>> Begin Dataset rows
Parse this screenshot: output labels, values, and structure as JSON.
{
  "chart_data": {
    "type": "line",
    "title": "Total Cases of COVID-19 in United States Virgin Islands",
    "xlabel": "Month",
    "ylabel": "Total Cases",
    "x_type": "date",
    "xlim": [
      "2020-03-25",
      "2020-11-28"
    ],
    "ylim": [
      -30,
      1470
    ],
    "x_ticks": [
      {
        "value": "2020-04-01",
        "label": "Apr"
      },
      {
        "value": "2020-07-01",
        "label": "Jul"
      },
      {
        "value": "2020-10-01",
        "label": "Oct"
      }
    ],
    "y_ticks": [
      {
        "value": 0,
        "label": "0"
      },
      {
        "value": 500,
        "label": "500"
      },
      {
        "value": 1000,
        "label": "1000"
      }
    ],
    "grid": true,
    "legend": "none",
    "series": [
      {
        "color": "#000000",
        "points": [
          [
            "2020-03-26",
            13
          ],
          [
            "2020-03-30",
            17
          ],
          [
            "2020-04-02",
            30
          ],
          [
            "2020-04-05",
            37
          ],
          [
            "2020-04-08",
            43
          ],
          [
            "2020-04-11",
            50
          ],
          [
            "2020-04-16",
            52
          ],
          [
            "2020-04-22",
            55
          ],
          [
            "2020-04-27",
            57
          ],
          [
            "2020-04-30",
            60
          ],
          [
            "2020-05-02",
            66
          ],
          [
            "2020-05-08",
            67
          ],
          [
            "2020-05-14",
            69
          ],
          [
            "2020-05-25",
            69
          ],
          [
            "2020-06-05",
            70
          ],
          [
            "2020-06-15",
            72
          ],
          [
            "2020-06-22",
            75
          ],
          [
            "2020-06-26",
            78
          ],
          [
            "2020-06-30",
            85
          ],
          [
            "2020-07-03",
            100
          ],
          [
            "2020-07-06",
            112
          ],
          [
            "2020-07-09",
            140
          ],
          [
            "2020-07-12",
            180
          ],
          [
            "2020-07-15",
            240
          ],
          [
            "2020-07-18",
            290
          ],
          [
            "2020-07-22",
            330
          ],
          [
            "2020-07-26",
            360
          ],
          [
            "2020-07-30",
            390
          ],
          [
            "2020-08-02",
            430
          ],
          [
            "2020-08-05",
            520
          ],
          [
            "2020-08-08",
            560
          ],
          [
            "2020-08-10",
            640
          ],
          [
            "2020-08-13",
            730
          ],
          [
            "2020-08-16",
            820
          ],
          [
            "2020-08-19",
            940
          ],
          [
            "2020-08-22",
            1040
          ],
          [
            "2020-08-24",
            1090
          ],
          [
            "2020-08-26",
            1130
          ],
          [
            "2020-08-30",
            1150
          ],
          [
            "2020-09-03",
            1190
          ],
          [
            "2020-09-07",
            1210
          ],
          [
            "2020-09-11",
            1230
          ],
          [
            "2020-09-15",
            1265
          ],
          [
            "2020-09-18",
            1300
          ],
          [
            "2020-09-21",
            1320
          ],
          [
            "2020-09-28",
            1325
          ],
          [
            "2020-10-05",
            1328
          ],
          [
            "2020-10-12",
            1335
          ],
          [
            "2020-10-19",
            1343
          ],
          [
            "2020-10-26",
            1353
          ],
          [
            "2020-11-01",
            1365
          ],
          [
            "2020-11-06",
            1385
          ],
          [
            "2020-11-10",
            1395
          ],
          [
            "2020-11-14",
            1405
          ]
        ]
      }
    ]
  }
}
>> End Dataset rows
#### Directions for this task:
In the listing, find every line with the word "Cases" and state how many there are, nothing more.

#### Response:
2